- INFORMATION SHOWN
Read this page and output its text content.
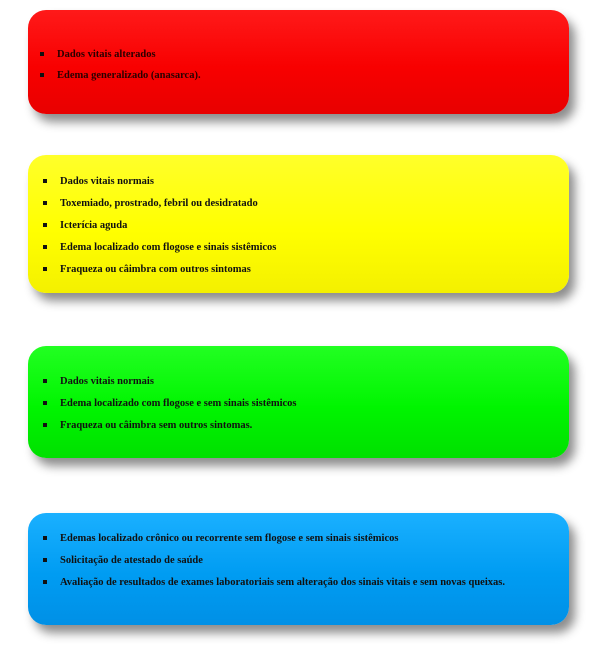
Dados vitais alterados
Edema generalizado (anasarca).
Dados vitais normais
Toxemiado, prostrado, febril ou desidratado
Icterícia aguda
Edema localizado com flogose e sinais sistêmicos
Fraqueza ou câimbra com outros sintomas
Dados vitais normais
Edema localizado com flogose e sem sinais sistêmicos
Fraqueza ou câimbra sem outros sintomas.
Edemas localizado crônico ou recorrente sem flogose e sem sinais sistêmicos
Solicitação de atestado de saúde
Avaliação de resultados de exames laboratoriais sem alteração dos sinais vitais e sem novas queixas.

- SET EXERCISE
Pictures are excluded; output everything else in the data verbatim.

- EXPECTED ANSWER
Read this page and output its text content.
Dados vitais alterados
Edema generalizado (anasarca).
Dados vitais normais
Toxemiado, prostrado, febril ou desidratado
Icterícia aguda
Edema localizado com flogose e sinais sistêmicos
Fraqueza ou câimbra com outros sintomas
Dados vitais normais
Edema localizado com flogose e sem sinais sistêmicos
Fraqueza ou câimbra sem outros sintomas.
Edemas localizado crônico ou recorrente sem flogose e sem sinais sistêmicos
Solicitação de atestado de saúde
Avaliação de resultados de exames laboratoriais sem alteração dos sinais vitais e sem novas queixas.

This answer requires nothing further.